PROBLEM TO WORK ON ::
Convert every line of the records below into a JSON list of strings, one string per line, skipping blank lines. Leave the pictures out of the answer.

══ ITEMS ══

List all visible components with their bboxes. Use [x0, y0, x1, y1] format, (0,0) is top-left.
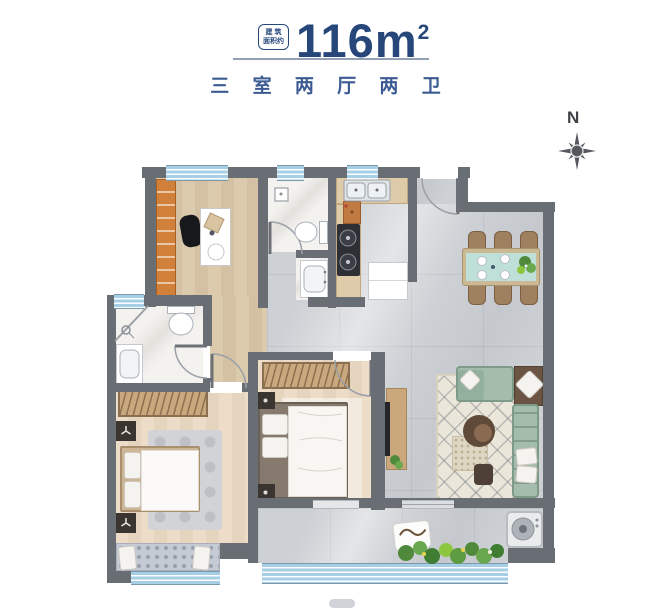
wall	[203, 295, 212, 346]
ottoman-stool	[474, 464, 493, 485]
master-nightstand	[256, 392, 275, 409]
guest-vanity	[300, 260, 328, 298]
kitchen-counter-top	[336, 177, 408, 204]
master-duvet	[288, 406, 347, 497]
armchair-pillow	[515, 447, 538, 466]
bay-pillow	[192, 545, 211, 571]
wall	[371, 352, 385, 510]
pillow	[124, 452, 141, 479]
dining-table-top	[466, 253, 536, 281]
area-badge: 建 筑 面积约	[258, 24, 289, 50]
dining-chair	[494, 283, 512, 305]
dining-chair	[520, 283, 538, 305]
bay-window	[131, 571, 220, 585]
bedroom-door-opening	[210, 382, 242, 393]
layout-subtitle: 三 室 两 厅 两 卫	[205, 71, 455, 98]
bedroom-wardrobe	[118, 390, 208, 417]
master-wardrobe	[262, 362, 350, 389]
floorplan-page: 建 筑 面积约 116m2 三 室 两 厅 两 卫 N	[0, 0, 660, 608]
fridge-seam	[369, 280, 407, 281]
area-badge-line1: 建 筑	[263, 28, 284, 37]
toilet2-tank	[167, 306, 195, 314]
wall	[107, 383, 210, 392]
wall	[220, 543, 258, 559]
balcony-sliding-door	[402, 500, 454, 509]
master-balcony-window	[313, 500, 359, 509]
bookshelf	[156, 179, 176, 298]
wall	[328, 177, 336, 308]
window	[347, 165, 378, 181]
dining-chair	[468, 283, 486, 305]
compass-north-label: N	[567, 108, 579, 128]
wall	[145, 167, 156, 307]
duvet	[141, 450, 199, 511]
area-badge-line2: 面积约	[263, 37, 284, 46]
master-door-opening	[333, 351, 371, 361]
window	[166, 165, 228, 181]
page-pill	[329, 599, 355, 608]
master-pillow	[262, 414, 288, 435]
stove	[337, 224, 360, 276]
area-superscript: 2	[418, 21, 430, 44]
master-vanity	[116, 344, 143, 384]
fridge	[368, 262, 408, 300]
wall	[543, 202, 554, 563]
wall	[508, 548, 555, 563]
header-divider	[233, 58, 429, 60]
wall	[308, 297, 365, 307]
window	[114, 294, 144, 309]
wall	[408, 177, 417, 282]
wall	[296, 250, 328, 258]
washing-machine	[506, 511, 543, 548]
nightstand	[116, 513, 136, 533]
master-pillow	[262, 437, 288, 458]
wall	[107, 295, 116, 583]
balcony-window	[262, 563, 508, 584]
entry-opening	[420, 166, 458, 179]
balcony-floor	[258, 508, 543, 563]
armchair-pillow	[515, 465, 537, 484]
nightstand	[116, 421, 136, 441]
bay-pillow	[118, 545, 137, 571]
wall	[248, 352, 333, 360]
wall	[248, 352, 258, 563]
tv	[385, 402, 390, 456]
wall	[107, 571, 133, 583]
wall	[258, 177, 268, 308]
compass-rose	[558, 132, 596, 170]
cutting-board	[343, 201, 361, 224]
window	[277, 165, 304, 181]
wall	[456, 202, 555, 212]
pillow	[124, 481, 141, 508]
toilet-tank	[319, 221, 328, 244]
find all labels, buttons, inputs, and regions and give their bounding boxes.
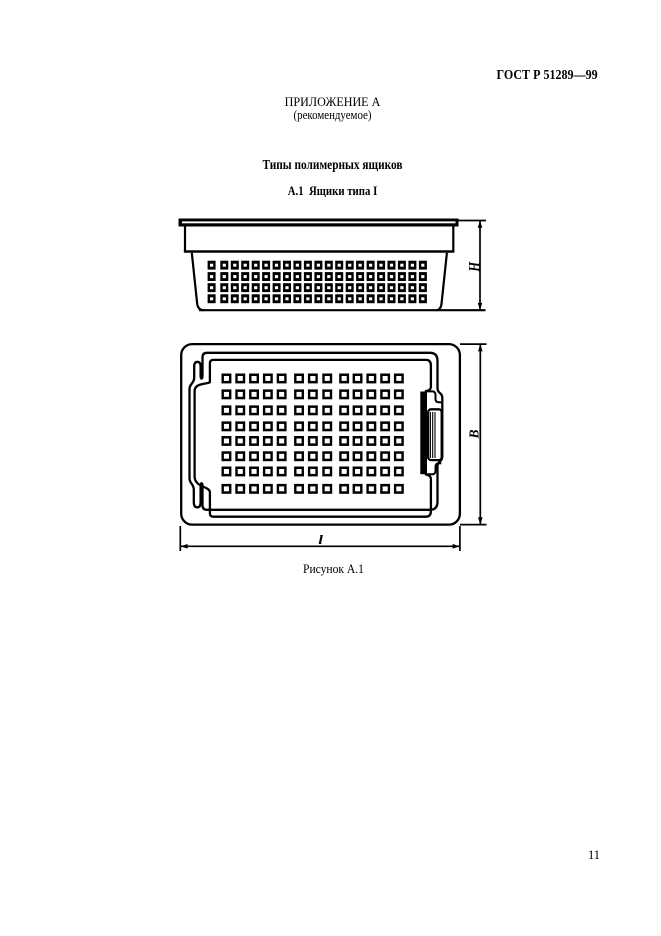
svg-text:В: В (466, 429, 481, 439)
svg-text:l: l (318, 534, 324, 547)
svg-text:Н: Н (466, 261, 483, 273)
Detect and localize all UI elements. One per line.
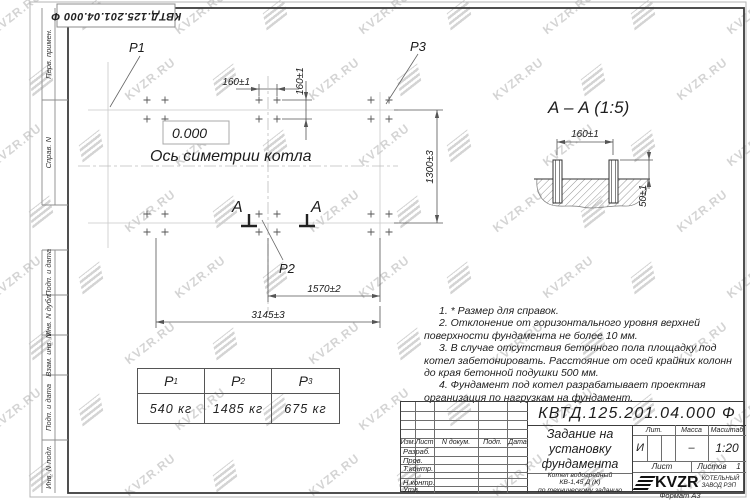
format-note: Формат А3 — [620, 491, 740, 500]
note-2: 2. Отклонение от горизонтального уровня … — [424, 317, 746, 342]
tb-scale-label: Масштаб — [708, 425, 746, 435]
top-designation-stamp: КВТД.125.201.04.000 Ф — [57, 4, 175, 27]
tb-doc-title: Задание на установку фундамента — [528, 426, 632, 473]
tb-designation: КВТД.125.201.04.000 Ф — [528, 402, 746, 425]
loads-header-p1: P1 — [138, 369, 205, 394]
text-layer: КВТД.125.201.04.000 Ф Перв. примен. Спра… — [0, 0, 750, 500]
top-designation-text: КВТД.125.201.04.000 Ф — [51, 10, 181, 22]
tb-header-list: Лист — [415, 438, 434, 447]
tb-header-izm: Изм. — [401, 438, 415, 447]
margin-label: Подп. и дата — [44, 249, 53, 296]
tb-scale-value: 1:20 — [708, 435, 746, 461]
tb-mass-label: Масса — [675, 425, 708, 435]
tb-mass-value: – — [675, 435, 708, 461]
tb-lit-label: Лит. — [633, 425, 675, 435]
tb-sheets-value: 1 — [731, 461, 746, 472]
margin-label: Подп. и дата — [44, 384, 53, 431]
tb-sheets-label: Листов — [693, 461, 731, 472]
tb-header-ndokum: N докум. — [434, 438, 478, 447]
loads-header-p3: P3 — [272, 369, 339, 394]
note-3: 3. В случае отсутствия бетонного пола пл… — [424, 342, 746, 379]
margin-cell-perv-primen: Перв. примен. — [42, 8, 55, 100]
tb-header-data: Дата — [507, 438, 528, 447]
technical-notes: 1. * Размер для справок. 2. Отклонение о… — [424, 305, 746, 404]
margin-label: Перв. примен. — [44, 29, 53, 79]
margin-label: Справ. N — [44, 137, 53, 168]
kvzr-logo-icon — [633, 475, 657, 490]
margin-label: Взам. инв. N — [44, 333, 53, 377]
title-block: Изм. Лист N докум. Подп. Дата Разраб. Пр… — [400, 401, 745, 492]
margin-cell-sprav-n: Справ. N — [42, 100, 55, 205]
tb-header-podp: Подп. — [478, 438, 507, 447]
loads-value-p2: 1485 кг — [205, 394, 272, 423]
note-1: 1. * Размер для справок. — [424, 305, 746, 317]
loads-value-p3: 675 кг — [272, 394, 339, 423]
margin-label: Инв. N дубл. — [44, 293, 53, 336]
margin-cell-podp-data-1: Подп. и дата — [42, 250, 55, 295]
tb-sheet-label: Лист — [633, 461, 691, 472]
margin-cell-podp-data-2: Подп. и дата — [42, 375, 55, 440]
margin-label: Инв. N подл. — [44, 445, 53, 489]
tb-logo-row: KVZR КОТЕЛЬНЫЙ ЗАВОД РЭП — [637, 472, 746, 493]
tb-product-name: Котел водогрейный КВ-1,45 Д (К) по техни… — [528, 473, 632, 493]
tb-lit-value: И — [633, 435, 647, 461]
tb-company-name: КОТЕЛЬНЫЙ ЗАВОД РЭП — [702, 476, 740, 489]
loads-value-p1: 540 кг — [138, 394, 205, 423]
engineering-drawing-sheet: KVZR.RUKVZR.RUKVZR.RUKVZR.RUKVZR.RUKVZR.… — [0, 0, 750, 500]
margin-cell-vzam-inv: Взам. инв. N — [42, 335, 55, 375]
loads-table: P1 P2 P3 540 кг 1485 кг 675 кг — [137, 368, 340, 424]
loads-header-p2: P2 — [205, 369, 272, 394]
tb-row-tkontr: Т.контр. — [401, 464, 436, 472]
kvzr-logo-text: KVZR — [655, 474, 699, 492]
tb-row-utv: Утв. — [401, 486, 436, 493]
margin-cell-inv-dubl: Инв. N дубл. — [42, 295, 55, 335]
margin-cell-inv-podl: Инв. N подл. — [42, 440, 55, 493]
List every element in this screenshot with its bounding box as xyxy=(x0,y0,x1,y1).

═══

WRITTEN SOLUTION ::
[
  "List all visible components with their bboxes. Use [x0, y0, x1, y1] format, (0,0) is top-left.",
  "wall\t[203, 295, 212, 346]",
  "ottoman-stool\t[474, 464, 493, 485]",
  "master-nightstand\t[256, 392, 275, 409]",
  "guest-vanity\t[300, 260, 328, 298]",
  "kitchen-counter-top\t[336, 177, 408, 204]",
  "master-duvet\t[288, 406, 347, 497]",
  "armchair-pillow\t[515, 447, 538, 466]",
  "bay-pillow\t[192, 545, 211, 571]",
  "wall\t[371, 352, 385, 510]",
  "pillow\t[124, 452, 141, 479]",
  "dining-table-top\t[466, 253, 536, 281]",
  "area-badge: 建 筑 面积约\t[258, 24, 289, 50]",
  "dining-chair\t[494, 283, 512, 305]",
  "dining-chair\t[520, 283, 538, 305]",
  "bay-window\t[131, 571, 220, 585]",
  "bedroom-door-opening\t[210, 382, 242, 393]",
  "layout-subtitle: 三 室 两 厅 两 卫\t[205, 71, 455, 98]",
  "bedroom-wardrobe\t[118, 390, 208, 417]",
  "master-wardrobe\t[262, 362, 350, 389]",
  "floorplan-page: 建 筑 面积约 116m2 三 室 两 厅 两 卫 N\t[0, 0, 660, 608]",
  "fridge-seam\t[369, 280, 407, 281]",
  "area-badge-line1: 建 筑\t[263, 28, 284, 37]",
  "toilet2-tank\t[167, 306, 195, 314]",
  "wall\t[107, 383, 210, 392]",
  "wall\t[220, 543, 258, 559]",
  "balcony-sliding-door\t[402, 500, 454, 509]",
  "master-balcony-window\t[313, 500, 359, 509]",
  "bookshelf\t[156, 179, 176, 298]",
  "wall\t[328, 177, 336, 308]",
  "window\t[347, 165, 378, 181]",
  "dining-chair\t[468, 283, 486, 305]",
  "compass-north-label: N\t[567, 108, 579, 128]",
  "wall\t[145, 167, 156, 307]",
  "duvet\t[141, 450, 199, 511]",
  "area-badge-line2: 面积约\t[263, 37, 284, 46]",
  "master-door-opening\t[333, 351, 371, 361]",
  "window\t[166, 165, 228, 181]",
  "page-pill\t[329, 599, 355, 608]",
  "master-pillow\t[262, 414, 288, 435]",
  "stove\t[337, 224, 360, 276]",
  "area-superscript: 2\t[418, 21, 430, 44]",
  "master-vanity\t[116, 344, 143, 384]",
  "fridge\t[368, 262, 408, 300]",
  "wall\t[543, 202, 554, 563]",
  "wall\t[508, 548, 555, 563]",
  "header-divider\t[233, 58, 429, 60]",
  "wall\t[308, 297, 365, 307]",
  "window\t[114, 294, 144, 309]",
  "wall\t[408, 177, 417, 282]",
  "wall\t[296, 250, 328, 258]",
  "washing-machine\t[506, 511, 543, 548]",
  "nightstand\t[116, 513, 136, 533]",
  "master-pillow\t[262, 437, 288, 458]",
  "wall\t[107, 295, 116, 583]",
  "balcony-window\t[262, 563, 508, 584]",
  "entry-opening\t[420, 166, 458, 179]",
  "balcony-floor\t[258, 508, 543, 563]",
  "armchair-pillow\t[515, 465, 537, 484]",
  "nightstand\t[116, 421, 136, 441]",
  "bay-pillow\t[118, 545, 137, 571]",
  "wall\t[248, 352, 333, 360]",
  "wall\t[248, 352, 258, 563]",
  "tv\t[385, 402, 390, 456]",
  "wall\t[107, 571, 133, 583]",
  "wall\t[258, 177, 268, 308]",
  "compass-rose\t[558, 132, 596, 170]",
  "cutting-board\t[343, 201, 361, 224]",
  "window\t[277, 165, 304, 181]",
  "wall\t[456, 202, 555, 212]",
  "pillow\t[124, 481, 141, 508]",
  "toilet-tank\t[319, 221, 328, 244]",
  "find all labels, buttons, inputs, and regions and give their bounding boxes.",
  "svg-text:В: В (466, 429, 481, 439)",
  "svg-text:l: l (318, 534, 324, 547)",
  "svg-text:Н: Н (466, 261, 483, 273)",
  "Detect and localize all UI elements. One per line.",
  "format-note: Формат А3 — [620, 491, 740, 500]",
  "note-2: 2. Отклонение от горизонтального уровня … — [424, 317, 746, 342]",
  "tb-scale-label: Масштаб — [708, 425, 746, 435]",
  "top-designation-stamp: КВТД.125.201.04.000 Ф — [57, 4, 175, 27]",
  "tb-doc-title: Задание на установку фундамента — [528, 426, 632, 473]",
  "tb-designation: КВТД.125.201.04.000 Ф — [528, 402, 746, 425]",
  "loads-header-p1: P1 — [138, 369, 205, 394]",
  "text-layer: КВТД.125.201.04.000 Ф Перв. примен. Спра… — [0, 0, 750, 500]",
  "top-designation-text: КВТД.125.201.04.000 Ф — [51, 10, 181, 22]",
  "tb-header-list: Лист — [415, 438, 434, 447]",
  "tb-header-izm: Изм. — [401, 438, 415, 447]",
  "margin-label: Подп. и дата — [44, 249, 53, 296]",
  "tb-scale-value: 1:20 — [708, 435, 746, 461]",
  "tb-mass-label: Масса — [675, 425, 708, 435]",
  "tb-mass-value: – — [675, 435, 708, 461]",
  "tb-lit-label: Лит. — [633, 425, 675, 435]",
  "tb-sheets-value: 1 — [731, 461, 746, 472]",
  "margin-label: Подп. и дата — [44, 384, 53, 431]",
  "tb-sheets-label: Листов — [693, 461, 731, 472]",
  "tb-header-ndokum: N докум. — [434, 438, 478, 447]",
  "loads-header-p3: P3 — [272, 369, 339, 394]",
  "note-3: 3. В случае отсутствия бетонного пола пл… — [424, 342, 746, 379]",
  "margin-cell-perv-primen: Перв. примен. — [42, 8, 55, 100]",
  "tb-header-data: Дата — [507, 438, 528, 447]",
  "technical-notes: 1. * Размер для справок. 2. Отклонение о… — [424, 305, 746, 404]",
  "margin-label: Перв. примен. — [44, 29, 53, 79]",
  "margin-label: Справ. N — [44, 137, 53, 168]",
  "kvzr-logo-icon — [633, 475, 657, 490]",
  "margin-label: Взам. инв. N — [44, 333, 53, 377]",
  "title-block: Изм. Лист N докум. Подп. Дата Разраб. Пр… — [400, 401, 745, 492]",
  "margin-cell-sprav-n: Справ. N — [42, 100, 55, 205]",
  "tb-header-podp: Подп. — [478, 438, 507, 447]",
  "loads-value-p2: 1485 кг — [205, 394, 272, 423]",
  "note-1: 1. * Размер для справок. — [424, 305, 746, 317]",
  "loads-value-p3: 675 кг — [272, 394, 339, 423]",
  "margin-label: Инв. N дубл. — [44, 293, 53, 336]",
  "margin-cell-podp-data-1: Подп. и дата — [42, 250, 55, 295]",
  "tb-sheet-label: Лист — [633, 461, 691, 472]",
  "margin-cell-podp-data-2: Подп. и дата — [42, 375, 55, 440]",
  "margin-label: Инв. N подл. — [44, 445, 53, 489]",
  "tb-logo-row: KVZR КОТЕЛЬНЫЙ ЗАВОД РЭП — [637, 472, 746, 493]",
  "tb-product-name: Котел водогрейный КВ-1,45 Д (К) по техни… — [528, 473, 632, 493]",
  "tb-lit-value: И — [633, 435, 647, 461]",
  "tb-company-name: КОТЕЛЬНЫЙ ЗАВОД РЭП — [702, 476, 740, 489]",
  "loads-value-p1: 540 кг — [138, 394, 205, 423]",
  "engineering-drawing-sheet: KVZR.RUKVZR.RUKVZR.RUKVZR.RUKVZR.RUKVZR.… — [0, 0, 750, 500]",
  "margin-cell-vzam-inv: Взам. инв. N — [42, 335, 55, 375]",
  "loads-table: P1 P2 P3 540 кг 1485 кг 675 кг — [137, 368, 340, 424]",
  "loads-header-p2: P2 — [205, 369, 272, 394]",
  "tb-row-tkontr: Т.контр. — [401, 464, 436, 472]",
  "kvzr-logo-text: KVZR — [655, 474, 699, 492]",
  "tb-row-utv: Утв. — [401, 486, 436, 493]",
  "margin-cell-inv-dubl: Инв. N дубл. — [42, 295, 55, 335]",
  "margin-cell-inv-podl: Инв. N подл. — [42, 440, 55, 493]",
  "List every element in this screenshot with its bounding box as xyxy=(x0,y0,x1,y1)."
]